## Begin MATERIAL PROVIDED

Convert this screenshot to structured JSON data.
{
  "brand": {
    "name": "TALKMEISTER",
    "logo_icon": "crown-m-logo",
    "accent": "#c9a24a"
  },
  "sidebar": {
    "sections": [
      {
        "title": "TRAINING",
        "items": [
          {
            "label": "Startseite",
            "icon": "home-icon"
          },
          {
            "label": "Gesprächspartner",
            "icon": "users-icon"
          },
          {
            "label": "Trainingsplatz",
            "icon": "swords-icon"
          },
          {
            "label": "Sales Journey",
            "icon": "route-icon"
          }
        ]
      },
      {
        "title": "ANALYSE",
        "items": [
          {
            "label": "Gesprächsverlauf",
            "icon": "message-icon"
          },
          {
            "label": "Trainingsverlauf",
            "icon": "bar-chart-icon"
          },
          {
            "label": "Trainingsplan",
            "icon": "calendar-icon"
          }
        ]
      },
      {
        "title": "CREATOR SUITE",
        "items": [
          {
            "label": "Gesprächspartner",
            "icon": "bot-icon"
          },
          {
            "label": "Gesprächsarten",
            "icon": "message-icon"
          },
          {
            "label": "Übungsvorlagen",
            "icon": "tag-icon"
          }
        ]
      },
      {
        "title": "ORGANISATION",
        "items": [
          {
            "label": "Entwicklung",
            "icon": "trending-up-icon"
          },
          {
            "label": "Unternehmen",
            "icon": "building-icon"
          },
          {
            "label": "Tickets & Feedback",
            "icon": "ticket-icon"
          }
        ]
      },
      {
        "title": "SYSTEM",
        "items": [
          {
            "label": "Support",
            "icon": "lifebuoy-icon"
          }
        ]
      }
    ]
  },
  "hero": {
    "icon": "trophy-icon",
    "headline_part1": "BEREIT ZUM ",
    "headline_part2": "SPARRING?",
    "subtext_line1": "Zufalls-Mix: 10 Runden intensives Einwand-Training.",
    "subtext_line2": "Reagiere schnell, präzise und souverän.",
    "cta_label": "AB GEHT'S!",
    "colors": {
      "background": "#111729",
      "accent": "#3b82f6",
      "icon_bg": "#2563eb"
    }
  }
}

## End MATERIAL PROVIDED

**BRIEF**
Using the records above, copy each line that contains "title".

**CORRECT OUTPUT**
        "title": "TRAINING",
        "title": "ANALYSE",
        "title": "CREATOR SUITE",
        "title": "ORGANISATION",
        "title": "SYSTEM",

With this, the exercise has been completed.